-------- Input material --------

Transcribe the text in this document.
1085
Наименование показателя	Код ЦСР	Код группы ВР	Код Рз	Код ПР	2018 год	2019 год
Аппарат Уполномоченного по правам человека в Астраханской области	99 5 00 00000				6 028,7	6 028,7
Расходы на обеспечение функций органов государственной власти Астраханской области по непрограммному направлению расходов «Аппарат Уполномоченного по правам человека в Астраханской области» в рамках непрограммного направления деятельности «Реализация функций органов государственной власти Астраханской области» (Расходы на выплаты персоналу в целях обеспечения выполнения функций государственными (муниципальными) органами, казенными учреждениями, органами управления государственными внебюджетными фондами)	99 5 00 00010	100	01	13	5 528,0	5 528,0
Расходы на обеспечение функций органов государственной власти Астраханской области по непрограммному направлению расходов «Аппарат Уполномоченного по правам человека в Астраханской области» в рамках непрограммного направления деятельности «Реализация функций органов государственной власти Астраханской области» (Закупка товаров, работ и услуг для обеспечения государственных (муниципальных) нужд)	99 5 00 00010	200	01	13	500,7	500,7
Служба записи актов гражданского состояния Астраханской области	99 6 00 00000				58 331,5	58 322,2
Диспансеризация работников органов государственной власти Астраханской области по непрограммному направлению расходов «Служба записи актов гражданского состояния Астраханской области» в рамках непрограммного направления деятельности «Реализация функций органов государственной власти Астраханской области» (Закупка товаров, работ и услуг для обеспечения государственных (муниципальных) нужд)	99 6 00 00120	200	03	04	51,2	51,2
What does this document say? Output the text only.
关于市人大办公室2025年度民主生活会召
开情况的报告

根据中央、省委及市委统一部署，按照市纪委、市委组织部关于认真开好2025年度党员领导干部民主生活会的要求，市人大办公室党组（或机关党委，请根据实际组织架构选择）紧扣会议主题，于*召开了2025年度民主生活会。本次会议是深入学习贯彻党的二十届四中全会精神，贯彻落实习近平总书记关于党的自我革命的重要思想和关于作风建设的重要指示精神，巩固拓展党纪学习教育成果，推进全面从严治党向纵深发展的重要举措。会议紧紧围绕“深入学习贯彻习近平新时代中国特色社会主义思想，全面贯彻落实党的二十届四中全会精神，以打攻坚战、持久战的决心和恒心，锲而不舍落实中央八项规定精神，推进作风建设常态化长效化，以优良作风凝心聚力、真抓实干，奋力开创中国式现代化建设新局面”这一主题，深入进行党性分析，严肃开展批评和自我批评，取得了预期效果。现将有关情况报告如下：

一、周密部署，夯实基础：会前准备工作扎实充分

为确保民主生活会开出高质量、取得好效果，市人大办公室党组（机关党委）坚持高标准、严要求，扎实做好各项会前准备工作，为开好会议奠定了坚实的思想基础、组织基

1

--------

== Short exercise ==
The answer should be a single number: the count of lines in the data that include the string "市人大办公室党组".

== Correct response ==
2